> _ABOUT THIS TASK_:
The answer must consist of every line below that contains the word "Neisseria".
#### EXERCISE MATERIAL
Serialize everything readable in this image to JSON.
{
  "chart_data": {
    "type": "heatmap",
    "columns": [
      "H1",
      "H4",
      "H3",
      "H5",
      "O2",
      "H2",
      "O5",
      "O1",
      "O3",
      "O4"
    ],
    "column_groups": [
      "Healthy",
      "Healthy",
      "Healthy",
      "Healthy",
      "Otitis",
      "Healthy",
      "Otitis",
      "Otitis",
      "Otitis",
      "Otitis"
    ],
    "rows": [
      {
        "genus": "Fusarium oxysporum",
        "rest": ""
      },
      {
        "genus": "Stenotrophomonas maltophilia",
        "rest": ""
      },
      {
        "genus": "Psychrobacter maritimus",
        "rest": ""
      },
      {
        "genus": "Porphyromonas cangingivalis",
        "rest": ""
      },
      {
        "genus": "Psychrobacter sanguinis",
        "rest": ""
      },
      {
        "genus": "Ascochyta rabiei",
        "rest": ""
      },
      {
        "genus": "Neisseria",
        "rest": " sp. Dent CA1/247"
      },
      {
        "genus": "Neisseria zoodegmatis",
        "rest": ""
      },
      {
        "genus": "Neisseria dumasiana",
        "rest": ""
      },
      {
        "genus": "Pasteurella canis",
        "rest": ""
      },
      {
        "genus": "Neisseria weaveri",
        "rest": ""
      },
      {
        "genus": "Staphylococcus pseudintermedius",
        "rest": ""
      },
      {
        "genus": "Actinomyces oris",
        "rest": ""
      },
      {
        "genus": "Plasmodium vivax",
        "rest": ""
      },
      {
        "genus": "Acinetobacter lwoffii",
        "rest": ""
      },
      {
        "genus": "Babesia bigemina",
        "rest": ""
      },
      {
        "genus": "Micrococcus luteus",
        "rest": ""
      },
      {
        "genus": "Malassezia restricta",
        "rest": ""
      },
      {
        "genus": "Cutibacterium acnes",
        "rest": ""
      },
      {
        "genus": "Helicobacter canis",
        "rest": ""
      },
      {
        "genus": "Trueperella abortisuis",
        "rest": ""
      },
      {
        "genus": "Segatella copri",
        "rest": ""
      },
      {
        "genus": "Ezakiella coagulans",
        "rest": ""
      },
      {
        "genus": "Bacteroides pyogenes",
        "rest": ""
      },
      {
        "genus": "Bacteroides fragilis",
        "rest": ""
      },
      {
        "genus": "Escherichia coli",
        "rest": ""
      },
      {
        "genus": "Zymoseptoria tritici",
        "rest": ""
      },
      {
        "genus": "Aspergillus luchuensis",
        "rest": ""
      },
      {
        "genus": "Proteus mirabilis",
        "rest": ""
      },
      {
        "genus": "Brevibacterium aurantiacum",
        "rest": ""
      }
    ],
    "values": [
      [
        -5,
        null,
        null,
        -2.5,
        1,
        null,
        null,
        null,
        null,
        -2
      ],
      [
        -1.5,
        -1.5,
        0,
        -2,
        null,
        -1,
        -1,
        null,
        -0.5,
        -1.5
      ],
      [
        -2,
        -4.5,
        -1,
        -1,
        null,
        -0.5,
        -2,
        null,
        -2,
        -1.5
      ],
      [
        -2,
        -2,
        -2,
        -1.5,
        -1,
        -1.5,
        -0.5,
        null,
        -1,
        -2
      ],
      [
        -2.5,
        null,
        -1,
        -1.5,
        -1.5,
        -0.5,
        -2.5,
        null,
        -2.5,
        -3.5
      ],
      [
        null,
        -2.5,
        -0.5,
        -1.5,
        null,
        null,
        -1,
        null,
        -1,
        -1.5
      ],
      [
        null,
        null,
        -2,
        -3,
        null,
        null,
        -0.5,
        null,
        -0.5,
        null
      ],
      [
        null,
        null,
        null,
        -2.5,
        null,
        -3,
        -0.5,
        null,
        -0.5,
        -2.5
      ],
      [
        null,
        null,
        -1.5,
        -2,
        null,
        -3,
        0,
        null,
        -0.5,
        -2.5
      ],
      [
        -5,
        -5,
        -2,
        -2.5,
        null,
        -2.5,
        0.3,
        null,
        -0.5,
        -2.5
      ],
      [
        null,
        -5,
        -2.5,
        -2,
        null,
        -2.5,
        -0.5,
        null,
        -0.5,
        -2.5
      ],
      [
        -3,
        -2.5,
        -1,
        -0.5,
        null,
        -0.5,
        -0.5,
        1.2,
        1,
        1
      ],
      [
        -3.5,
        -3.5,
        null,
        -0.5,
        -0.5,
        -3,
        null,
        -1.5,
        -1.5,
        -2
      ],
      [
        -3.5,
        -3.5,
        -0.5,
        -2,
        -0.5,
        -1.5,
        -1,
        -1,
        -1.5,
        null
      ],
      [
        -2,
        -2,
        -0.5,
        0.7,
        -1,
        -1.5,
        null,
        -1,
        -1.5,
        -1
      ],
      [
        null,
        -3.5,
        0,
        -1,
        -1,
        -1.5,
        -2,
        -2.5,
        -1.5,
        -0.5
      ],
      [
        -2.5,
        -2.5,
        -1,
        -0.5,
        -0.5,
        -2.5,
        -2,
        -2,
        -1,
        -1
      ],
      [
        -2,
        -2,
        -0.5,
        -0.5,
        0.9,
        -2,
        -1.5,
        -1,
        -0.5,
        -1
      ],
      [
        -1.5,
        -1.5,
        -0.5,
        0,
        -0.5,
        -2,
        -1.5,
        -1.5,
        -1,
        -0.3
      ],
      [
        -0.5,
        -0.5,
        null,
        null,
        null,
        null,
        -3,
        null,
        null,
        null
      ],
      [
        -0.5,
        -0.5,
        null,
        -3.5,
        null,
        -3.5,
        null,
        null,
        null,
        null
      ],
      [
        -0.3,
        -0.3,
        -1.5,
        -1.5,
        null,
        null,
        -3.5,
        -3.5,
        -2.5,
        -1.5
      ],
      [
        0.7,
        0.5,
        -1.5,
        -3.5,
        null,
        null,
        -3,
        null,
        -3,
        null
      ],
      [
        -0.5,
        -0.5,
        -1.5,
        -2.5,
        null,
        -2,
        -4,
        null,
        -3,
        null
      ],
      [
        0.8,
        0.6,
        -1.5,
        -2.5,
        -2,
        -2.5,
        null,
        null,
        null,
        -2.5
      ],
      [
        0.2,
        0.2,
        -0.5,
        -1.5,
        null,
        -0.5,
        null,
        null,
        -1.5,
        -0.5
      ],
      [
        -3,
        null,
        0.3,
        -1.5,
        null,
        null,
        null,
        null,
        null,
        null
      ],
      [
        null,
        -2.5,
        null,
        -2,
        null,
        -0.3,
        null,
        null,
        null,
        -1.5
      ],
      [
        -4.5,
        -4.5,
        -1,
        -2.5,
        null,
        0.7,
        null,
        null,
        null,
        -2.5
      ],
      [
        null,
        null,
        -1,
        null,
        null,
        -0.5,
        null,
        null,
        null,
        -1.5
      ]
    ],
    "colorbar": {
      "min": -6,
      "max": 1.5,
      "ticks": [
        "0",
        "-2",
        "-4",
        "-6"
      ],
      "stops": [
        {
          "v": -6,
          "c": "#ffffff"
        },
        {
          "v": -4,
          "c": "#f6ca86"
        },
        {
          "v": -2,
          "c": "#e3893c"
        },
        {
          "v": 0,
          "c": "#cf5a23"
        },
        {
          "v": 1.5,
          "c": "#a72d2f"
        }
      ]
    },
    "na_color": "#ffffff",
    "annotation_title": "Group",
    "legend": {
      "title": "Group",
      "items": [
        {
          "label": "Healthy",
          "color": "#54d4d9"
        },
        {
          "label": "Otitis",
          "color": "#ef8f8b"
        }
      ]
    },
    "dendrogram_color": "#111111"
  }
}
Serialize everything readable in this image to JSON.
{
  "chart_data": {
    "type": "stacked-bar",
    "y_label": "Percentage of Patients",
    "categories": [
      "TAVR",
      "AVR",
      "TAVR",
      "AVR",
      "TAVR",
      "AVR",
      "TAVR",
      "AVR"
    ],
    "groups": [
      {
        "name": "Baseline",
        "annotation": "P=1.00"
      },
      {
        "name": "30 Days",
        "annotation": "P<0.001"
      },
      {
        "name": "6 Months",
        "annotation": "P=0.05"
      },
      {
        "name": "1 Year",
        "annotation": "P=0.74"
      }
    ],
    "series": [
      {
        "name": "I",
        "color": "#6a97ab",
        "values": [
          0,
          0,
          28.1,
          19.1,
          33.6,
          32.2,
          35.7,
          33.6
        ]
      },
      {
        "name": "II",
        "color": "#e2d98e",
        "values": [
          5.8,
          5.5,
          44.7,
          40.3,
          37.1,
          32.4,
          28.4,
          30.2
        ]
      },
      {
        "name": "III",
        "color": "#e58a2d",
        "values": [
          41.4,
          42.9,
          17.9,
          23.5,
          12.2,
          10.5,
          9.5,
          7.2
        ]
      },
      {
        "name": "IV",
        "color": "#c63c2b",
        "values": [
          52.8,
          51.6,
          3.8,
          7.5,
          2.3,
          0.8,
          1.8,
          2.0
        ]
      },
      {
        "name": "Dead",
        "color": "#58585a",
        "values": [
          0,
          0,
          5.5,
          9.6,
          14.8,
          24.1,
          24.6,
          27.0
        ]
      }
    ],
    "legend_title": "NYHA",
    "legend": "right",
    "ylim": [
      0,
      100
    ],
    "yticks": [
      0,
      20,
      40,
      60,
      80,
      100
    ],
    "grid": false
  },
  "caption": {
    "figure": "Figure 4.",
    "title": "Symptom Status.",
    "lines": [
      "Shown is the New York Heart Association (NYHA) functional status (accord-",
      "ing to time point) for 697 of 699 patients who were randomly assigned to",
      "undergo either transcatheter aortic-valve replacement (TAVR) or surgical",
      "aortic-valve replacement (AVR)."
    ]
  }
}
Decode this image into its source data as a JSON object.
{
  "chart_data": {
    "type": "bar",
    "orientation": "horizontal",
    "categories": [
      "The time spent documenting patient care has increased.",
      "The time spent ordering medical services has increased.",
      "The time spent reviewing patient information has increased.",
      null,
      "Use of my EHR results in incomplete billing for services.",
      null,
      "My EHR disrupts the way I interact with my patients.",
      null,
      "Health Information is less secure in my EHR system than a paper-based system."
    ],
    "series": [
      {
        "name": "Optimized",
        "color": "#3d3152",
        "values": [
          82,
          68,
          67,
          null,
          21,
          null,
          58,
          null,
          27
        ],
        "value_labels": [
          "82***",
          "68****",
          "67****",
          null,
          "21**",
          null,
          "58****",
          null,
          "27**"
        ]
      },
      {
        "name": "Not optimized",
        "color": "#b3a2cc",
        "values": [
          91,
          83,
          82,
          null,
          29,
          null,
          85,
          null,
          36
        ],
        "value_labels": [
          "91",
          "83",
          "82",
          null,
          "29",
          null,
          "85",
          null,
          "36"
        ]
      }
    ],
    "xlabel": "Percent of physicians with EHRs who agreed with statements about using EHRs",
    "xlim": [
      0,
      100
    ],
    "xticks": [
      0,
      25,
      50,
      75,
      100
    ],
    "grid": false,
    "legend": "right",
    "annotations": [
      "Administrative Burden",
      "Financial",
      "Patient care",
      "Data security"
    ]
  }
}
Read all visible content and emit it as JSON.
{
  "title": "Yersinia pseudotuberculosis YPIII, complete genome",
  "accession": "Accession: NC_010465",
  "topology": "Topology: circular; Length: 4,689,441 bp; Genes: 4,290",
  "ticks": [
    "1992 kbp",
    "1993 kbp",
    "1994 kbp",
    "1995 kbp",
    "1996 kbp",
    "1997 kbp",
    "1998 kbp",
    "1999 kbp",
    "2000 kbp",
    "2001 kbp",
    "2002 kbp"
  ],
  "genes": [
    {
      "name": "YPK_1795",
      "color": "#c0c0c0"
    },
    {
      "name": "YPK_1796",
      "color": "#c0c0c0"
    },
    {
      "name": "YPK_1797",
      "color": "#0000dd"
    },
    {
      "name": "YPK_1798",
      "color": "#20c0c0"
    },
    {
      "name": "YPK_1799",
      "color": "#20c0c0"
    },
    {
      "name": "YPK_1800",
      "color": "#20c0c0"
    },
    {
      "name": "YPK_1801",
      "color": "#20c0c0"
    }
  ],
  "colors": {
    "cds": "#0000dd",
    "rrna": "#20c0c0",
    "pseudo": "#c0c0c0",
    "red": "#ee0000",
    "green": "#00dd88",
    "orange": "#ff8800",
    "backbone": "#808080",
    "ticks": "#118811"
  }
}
########
> _RESULT OF THE EXERCISE_:
        "genus": "Neisseria",
        "genus": "Neisseria zoodegmatis",
        "genus": "Neisseria dumasiana",
        "genus": "Neisseria weaveri",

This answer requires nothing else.